## Problem 1
Reproduce the passage on the writer's web site and recent film releases from "My reason for" up to and including "comprehensible to anyone.".
## Problem 2
Carry on the piece about the writer's web site and recent film releases, beginning after its final sentence.

## Passage provided
====
The trunk shot is used in many Tarantino films, including Reservoir Dogs. (Photo credit: Wikipedia) |
Leonardo DiCaprio (Photo credit: Wikipedia) |
Javier Bardem and the Coen brothers (Photo credit: Wikipedia) |
Before going any further I should say that since I began
to write on my own web site in 1996, I have written many more than 500
pieces. I began with what I called a
place to sound off on; I determined I wouldn’t spend any money on keeping it;
and I had been through at least three versions of the site on different
addresses, before, in 2010, hitting on the present address, on which I have
written 427 of the 500 pieces. ( Since I was more active in my earlier years, I
could probably claim to have written about 1800 pieces all told over the 20
years).
My reason for changing addresses
was that at least one of my sites was not designed for carrying this sort of web site, and was not open to
being included in the periodic sweeps made by whoever is the boss of these
things so that attention could be drawn to the site’s existence. I have stuck to my vow not to spend money on
the site, and have never made any secret of the fact that it is used just for
occasional thoughts: in other words, it is not a work of serious journalism,
which would require of me to keep more closely in touch with events. I am
retired from direct journalism, although I hope I still have the capacity to
explain what I want to say in a fashion that is clear enough to be
comprehensible to anyone.
Okay, enough of that: this piece
is about some of the recent film releases that I have managed to see, partly
because they are, unusually, now being screened in Dubrovnik, where I have been
for a few weeks. Normally in Montreal I never get to see the up-to-date releases,
because I tend to rely more on Netflix, with its offering of films I have
missed earlier, or the excellent films that are screened in the Cinema du Parc, downstairs from where I
live, which offers probably Montreal’s best selection of films of the brand
usually screened in a “film art house.”
====
## Provided data

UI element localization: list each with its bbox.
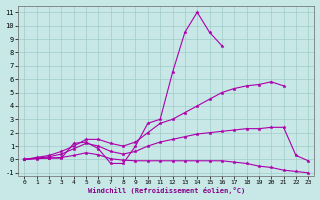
X-axis label: Windchill (Refroidissement éolien,°C): Windchill (Refroidissement éolien,°C): [88, 187, 245, 194]
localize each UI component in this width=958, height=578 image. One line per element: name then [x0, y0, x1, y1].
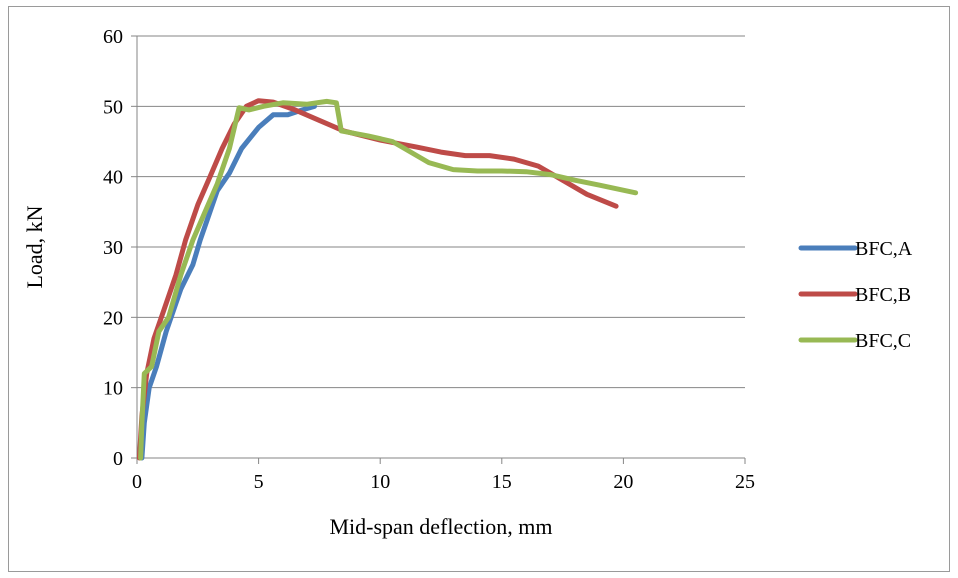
====
## Exercise answer 1
My reason for changing addresses
was that at least one of my sites was not designed for carrying this sort of web site, and was not open to
being included in the periodic sweeps made by whoever is the boss of these
things so that attention could be drawn to the site’s existence. I have stuck to my vow not to spend money on
the site, and have never made any secret of the fact that it is used just for
occasional thoughts: in other words, it is not a work of serious journalism,
which would require of me to keep more closely in touch with events. I am
retired from direct journalism, although I hope I still have the capacity to
explain what I want to say in a fashion that is clear enough to be
comprehensible to anyone.

## Exercise answer 2
I suppose of most interest
currently are the two contenders for this year’s Oscars, The Revenant, the remarkable film directed by Mexican director
Alejandro Inarritu, starring Leonardo DiCaprio, Tom Hardy and a cast of other
good male actors. It is about a hunting party of military men, or
quasi-military men, in 1823 in the middle of winter, that is put upon by a band
of Indians, after which, their main preoccupation is to return to their base
whole. The character played by DiCaprio is attacked by a bear when he is alone in
the bush, and almost killed. His mates fix up to carry him along with them in
their hasty retreat, but he is so severely injured and is delaying them so much,
thus opening them to even more danger of Indian attack, that they begin to
quarrel over whether they should kill him or simply abandon him to die. The latter course is chosen, and he is half
buried, and left to gasp his last, as they think.
However, he recovers sufficiently
to drag himself out of his half-grave, and thereafter shows so much initiative
in somehow managing to keep himself alive that eventually he makes it back to
camp. Probably the most remarkable thing
about this movie is that they succeeded in shooting it at all, out in the
Canadian and American winter wilderness, in terrible conditions requiring the
actors to stand in freezing water and to suffer very much what the characters
they were playing suffered. Inarritu, as
I discovered when seeing him interviewed on TV this week, looks and sounds like
the sort of man capable of inspiring his team to make extraordinary efforts,
and he appears to have done just that in
the making of this movie. I am not surprised it has been nominated for 12 Oscars,
and I expect it to be a runaway winner.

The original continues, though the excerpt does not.